▶ **PROBLEM REQUIREMENTS**
Transcribe the records that follow in their entirety, omitting any pictures.

▶ **DATASET ROWS**
_ _ _ _ _ _ _

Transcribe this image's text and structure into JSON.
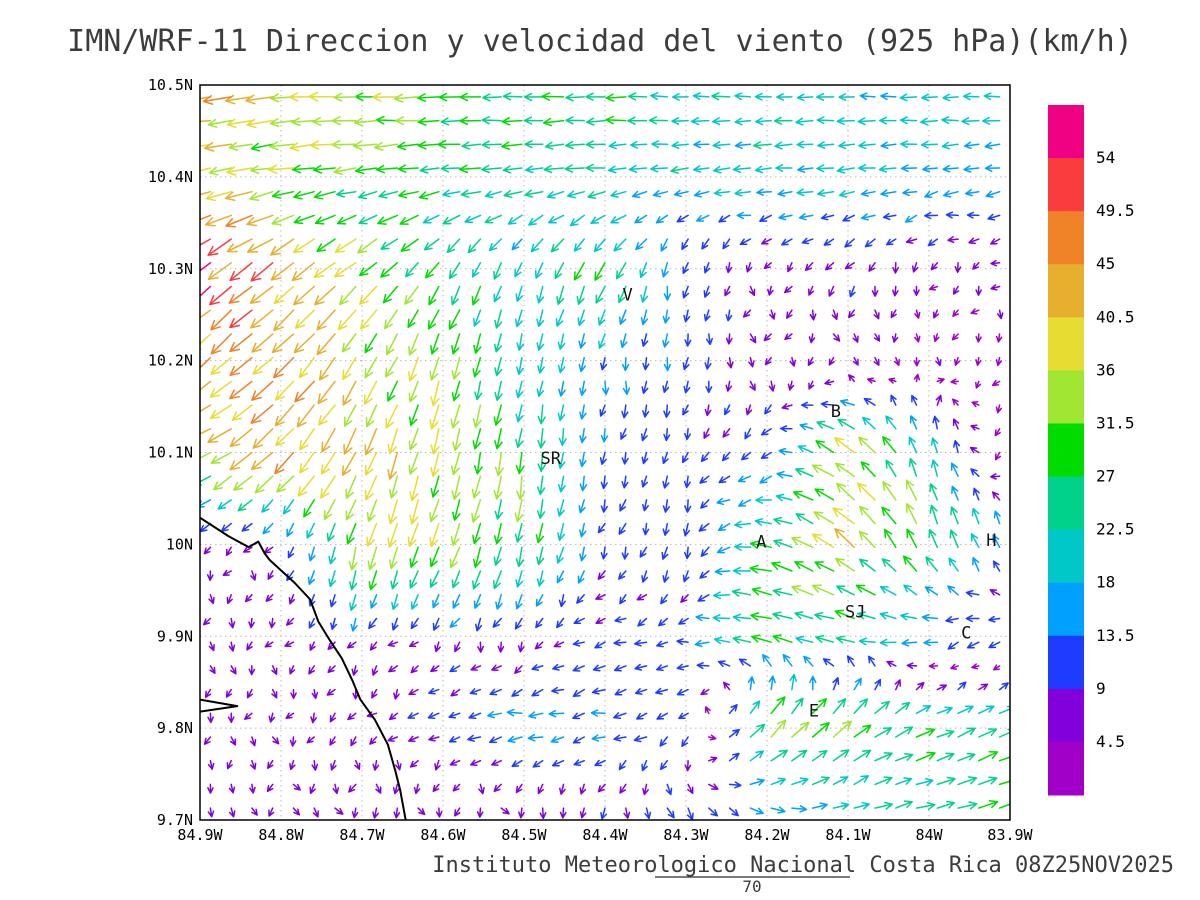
{
  "page": {
    "title": "IMN/WRF-11 Direccion y velocidad del viento (925 hPa)(km/h)",
    "footer": "Instituto Meteorologico Nacional Costa Rica 08Z25NOV2025"
  },
  "chart_data": {
    "type": "vector_field",
    "title": "IMN/WRF-11 Direccion y velocidad del viento (925 hPa)(km/h)",
    "units": "km/h",
    "x_axis": {
      "ticks": [
        "84.9W",
        "84.8W",
        "84.7W",
        "84.6W",
        "84.5W",
        "84.4W",
        "84.3W",
        "84.2W",
        "84.1W",
        "84W",
        "83.9W"
      ],
      "range_deg_lon": [
        -84.9,
        -83.9
      ],
      "grid_step_deg": 0.1
    },
    "y_axis": {
      "ticks": [
        "10.5N",
        "10.4N",
        "10.3N",
        "10.2N",
        "10.1N",
        "10N",
        "9.9N",
        "9.8N",
        "9.7N"
      ],
      "range_deg_lat": [
        9.7,
        10.5
      ],
      "grid_step_deg": 0.1
    },
    "grid_style": "dashed",
    "colorbar": {
      "unit": "km/h",
      "levels": [
        4.5,
        9,
        13.5,
        18,
        22.5,
        27,
        31.5,
        36,
        40.5,
        45,
        49.5,
        54
      ],
      "labels_top_to_bottom": [
        "54",
        "49.5",
        "45",
        "40.5",
        "36",
        "31.5",
        "27",
        "22.5",
        "18",
        "13.5",
        "9",
        "4.5"
      ],
      "colors_ascending": [
        "#a000c8",
        "#8200dc",
        "#1e3cff",
        "#00a0ff",
        "#00c8c8",
        "#00d28c",
        "#00dc00",
        "#a0e632",
        "#e6dc32",
        "#e6af2d",
        "#f08228",
        "#fa3c3c",
        "#f00082"
      ]
    },
    "wind_grid": {
      "comment_units": "u,v wind components in km/h on 0.1 deg grid, rows ordered north to south",
      "lons": [
        -84.9,
        -84.8,
        -84.7,
        -84.6,
        -84.5,
        -84.4,
        -84.3,
        -84.2,
        -84.1,
        -84.0,
        -83.9
      ],
      "lats": [
        10.5,
        10.4,
        10.3,
        10.2,
        10.1,
        10.0,
        9.9,
        9.8,
        9.7
      ],
      "u": [
        [
          -42,
          -38,
          -36,
          -30,
          -28,
          -28,
          -22,
          -20,
          -20,
          -20,
          -20
        ],
        [
          -38,
          -34,
          -30,
          -28,
          -24,
          -22,
          -20,
          -20,
          -20,
          -18,
          -18
        ],
        [
          -42,
          -36,
          -26,
          -14,
          -6,
          -12,
          -2,
          -2,
          -6,
          -4,
          -3
        ],
        [
          -30,
          -32,
          -20,
          -10,
          -4,
          -2,
          0,
          -2,
          2,
          3,
          -3
        ],
        [
          -34,
          -30,
          -18,
          -8,
          -4,
          -2,
          -4,
          -8,
          -30,
          -5,
          -4
        ],
        [
          -2,
          -3,
          -8,
          -12,
          -6,
          -4,
          -2,
          -26,
          -30,
          -12,
          -6
        ],
        [
          -1,
          -2,
          -3,
          -5,
          -4,
          -9,
          -11,
          -28,
          -26,
          -18,
          -10
        ],
        [
          0,
          -1,
          -2,
          -10,
          -17,
          -15,
          -8,
          24,
          26,
          24,
          22
        ],
        [
          1,
          2,
          1,
          2,
          5,
          2,
          8,
          14,
          16,
          24,
          28
        ]
      ],
      "v": [
        [
          -4,
          -2,
          0,
          0,
          0,
          0,
          0,
          0,
          0,
          0,
          0
        ],
        [
          -8,
          -6,
          -4,
          -3,
          -2,
          -2,
          -2,
          -2,
          -2,
          -2,
          -2
        ],
        [
          -34,
          -28,
          -22,
          -22,
          -20,
          -24,
          -12,
          -5,
          -8,
          -4,
          -4
        ],
        [
          -28,
          -30,
          -32,
          -32,
          -20,
          -14,
          -12,
          -6,
          -5,
          -4,
          -3
        ],
        [
          -14,
          -28,
          -38,
          -34,
          -30,
          -12,
          -9,
          -8,
          20,
          22,
          -6
        ],
        [
          -6,
          -7,
          -32,
          -30,
          -28,
          -10,
          -12,
          4,
          25,
          30,
          14
        ],
        [
          -6,
          -5,
          -7,
          -6,
          -6,
          -3,
          -2,
          6,
          4,
          -4,
          -8
        ],
        [
          -6,
          -6,
          -7,
          -4,
          -2,
          -3,
          -8,
          26,
          20,
          10,
          12
        ],
        [
          -5,
          -5,
          -8,
          -6,
          -8,
          -10,
          -10,
          -6,
          4,
          6,
          8
        ]
      ]
    },
    "stations": [
      {
        "label": "V",
        "lon": -84.372,
        "lat": 10.272
      },
      {
        "label": "SR",
        "lon": -84.467,
        "lat": 10.094
      },
      {
        "label": "B",
        "lon": -84.115,
        "lat": 10.145
      },
      {
        "label": "A",
        "lon": -84.207,
        "lat": 10.003
      },
      {
        "label": "SJ",
        "lon": -84.091,
        "lat": 9.927
      },
      {
        "label": "C",
        "lon": -83.954,
        "lat": 9.904
      },
      {
        "label": "E",
        "lon": -84.142,
        "lat": 9.819
      },
      {
        "label": "H",
        "lon": -83.923,
        "lat": 10.005
      }
    ],
    "coastline": [
      [
        [
          -84.9,
          10.029
        ],
        [
          -84.865,
          10.009
        ],
        [
          -84.84,
          9.997
        ],
        [
          -84.828,
          10.003
        ],
        [
          -84.82,
          9.99
        ],
        [
          -84.814,
          9.983
        ],
        [
          -84.783,
          9.958
        ],
        [
          -84.764,
          9.94
        ],
        [
          -84.754,
          9.916
        ],
        [
          -84.74,
          9.896
        ],
        [
          -84.725,
          9.876
        ],
        [
          -84.712,
          9.852
        ],
        [
          -84.702,
          9.831
        ],
        [
          -84.684,
          9.809
        ],
        [
          -84.668,
          9.782
        ],
        [
          -84.659,
          9.754
        ],
        [
          -84.653,
          9.733
        ],
        [
          -84.646,
          9.7
        ]
      ],
      [
        [
          -84.9,
          9.831
        ],
        [
          -84.854,
          9.824
        ],
        [
          -84.9,
          9.818
        ]
      ]
    ],
    "reference_vector": {
      "label": "70"
    }
  }
}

_ _ _ _ _ _ _

▶ **EXPECTED OUTPUT**
Transcribe this image's text and structure into JSON.
{
  "page": {
    "title": "IMN/WRF-11 Direccion y velocidad del viento (925 hPa)(km/h)",
    "footer": "Instituto Meteorologico Nacional Costa Rica 08Z25NOV2025"
  },
  "chart_data": {
    "type": "vector_field",
    "title": "IMN/WRF-11 Direccion y velocidad del viento (925 hPa)(km/h)",
    "units": "km/h",
    "x_axis": {
      "ticks": [
        "84.9W",
        "84.8W",
        "84.7W",
        "84.6W",
        "84.5W",
        "84.4W",
        "84.3W",
        "84.2W",
        "84.1W",
        "84W",
        "83.9W"
      ],
      "range_deg_lon": [
        -84.9,
        -83.9
      ],
      "grid_step_deg": 0.1
    },
    "y_axis": {
      "ticks": [
        "10.5N",
        "10.4N",
        "10.3N",
        "10.2N",
        "10.1N",
        "10N",
        "9.9N",
        "9.8N",
        "9.7N"
      ],
      "range_deg_lat": [
        9.7,
        10.5
      ],
      "grid_step_deg": 0.1
    },
    "grid_style": "dashed",
    "colorbar": {
      "unit": "km/h",
      "levels": [
        4.5,
        9,
        13.5,
        18,
        22.5,
        27,
        31.5,
        36,
        40.5,
        45,
        49.5,
        54
      ],
      "labels_top_to_bottom": [
        "54",
        "49.5",
        "45",
        "40.5",
        "36",
        "31.5",
        "27",
        "22.5",
        "18",
        "13.5",
        "9",
        "4.5"
      ],
      "colors_ascending": [
        "#a000c8",
        "#8200dc",
        "#1e3cff",
        "#00a0ff",
        "#00c8c8",
        "#00d28c",
        "#00dc00",
        "#a0e632",
        "#e6dc32",
        "#e6af2d",
        "#f08228",
        "#fa3c3c",
        "#f00082"
      ]
    },
    "wind_grid": {
      "comment_units": "u,v wind components in km/h on 0.1 deg grid, rows ordered north to south",
      "lons": [
        -84.9,
        -84.8,
        -84.7,
        -84.6,
        -84.5,
        -84.4,
        -84.3,
        -84.2,
        -84.1,
        -84.0,
        -83.9
      ],
      "lats": [
        10.5,
        10.4,
        10.3,
        10.2,
        10.1,
        10.0,
        9.9,
        9.8,
        9.7
      ],
      "u": [
        [
          -42,
          -38,
          -36,
          -30,
          -28,
          -28,
          -22,
          -20,
          -20,
          -20,
          -20
        ],
        [
          -38,
          -34,
          -30,
          -28,
          -24,
          -22,
          -20,
          -20,
          -20,
          -18,
          -18
        ],
        [
          -42,
          -36,
          -26,
          -14,
          -6,
          -12,
          -2,
          -2,
          -6,
          -4,
          -3
        ],
        [
          -30,
          -32,
          -20,
          -10,
          -4,
          -2,
          0,
          -2,
          2,
          3,
          -3
        ],
        [
          -34,
          -30,
          -18,
          -8,
          -4,
          -2,
          -4,
          -8,
          -30,
          -5,
          -4
        ],
        [
          -2,
          -3,
          -8,
          -12,
          -6,
          -4,
          -2,
          -26,
          -30,
          -12,
          -6
        ],
        [
          -1,
          -2,
          -3,
          -5,
          -4,
          -9,
          -11,
          -28,
          -26,
          -18,
          -10
        ],
        [
          0,
          -1,
          -2,
          -10,
          -17,
          -15,
          -8,
          24,
          26,
          24,
          22
        ],
        [
          1,
          2,
          1,
          2,
          5,
          2,
          8,
          14,
          16,
          24,
          28
        ]
      ],
      "v": [
        [
          -4,
          -2,
          0,
          0,
          0,
          0,
          0,
          0,
          0,
          0,
          0
        ],
        [
          -8,
          -6,
          -4,
          -3,
          -2,
          -2,
          -2,
          -2,
          -2,
          -2,
          -2
        ],
        [
          -34,
          -28,
          -22,
          -22,
          -20,
          -24,
          -12,
          -5,
          -8,
          -4,
          -4
        ],
        [
          -28,
          -30,
          -32,
          -32,
          -20,
          -14,
          -12,
          -6,
          -5,
          -4,
          -3
        ],
        [
          -14,
          -28,
          -38,
          -34,
          -30,
          -12,
          -9,
          -8,
          20,
          22,
          -6
        ],
        [
          -6,
          -7,
          -32,
          -30,
          -28,
          -10,
          -12,
          4,
          25,
          30,
          14
        ],
        [
          -6,
          -5,
          -7,
          -6,
          -6,
          -3,
          -2,
          6,
          4,
          -4,
          -8
        ],
        [
          -6,
          -6,
          -7,
          -4,
          -2,
          -3,
          -8,
          26,
          20,
          10,
          12
        ],
        [
          -5,
          -5,
          -8,
          -6,
          -8,
          -10,
          -10,
          -6,
          4,
          6,
          8
        ]
      ]
    },
    "stations": [
      {
        "label": "V",
        "lon": -84.372,
        "lat": 10.272
      },
      {
        "label": "SR",
        "lon": -84.467,
        "lat": 10.094
      },
      {
        "label": "B",
        "lon": -84.115,
        "lat": 10.145
      },
      {
        "label": "A",
        "lon": -84.207,
        "lat": 10.003
      },
      {
        "label": "SJ",
        "lon": -84.091,
        "lat": 9.927
      },
      {
        "label": "C",
        "lon": -83.954,
        "lat": 9.904
      },
      {
        "label": "E",
        "lon": -84.142,
        "lat": 9.819
      },
      {
        "label": "H",
        "lon": -83.923,
        "lat": 10.005
      }
    ],
    "coastline": [
      [
        [
          -84.9,
          10.029
        ],
        [
          -84.865,
          10.009
        ],
        [
          -84.84,
          9.997
        ],
        [
          -84.828,
          10.003
        ],
        [
          -84.82,
          9.99
        ],
        [
          -84.814,
          9.983
        ],
        [
          -84.783,
          9.958
        ],
        [
          -84.764,
          9.94
        ],
        [
          -84.754,
          9.916
        ],
        [
          -84.74,
          9.896
        ],
        [
          -84.725,
          9.876
        ],
        [
          -84.712,
          9.852
        ],
        [
          -84.702,
          9.831
        ],
        [
          -84.684,
          9.809
        ],
        [
          -84.668,
          9.782
        ],
        [
          -84.659,
          9.754
        ],
        [
          -84.653,
          9.733
        ],
        [
          -84.646,
          9.7
        ]
      ],
      [
        [
          -84.9,
          9.831
        ],
        [
          -84.854,
          9.824
        ],
        [
          -84.9,
          9.818
        ]
      ]
    ],
    "reference_vector": {
      "label": "70"
    }
  }
}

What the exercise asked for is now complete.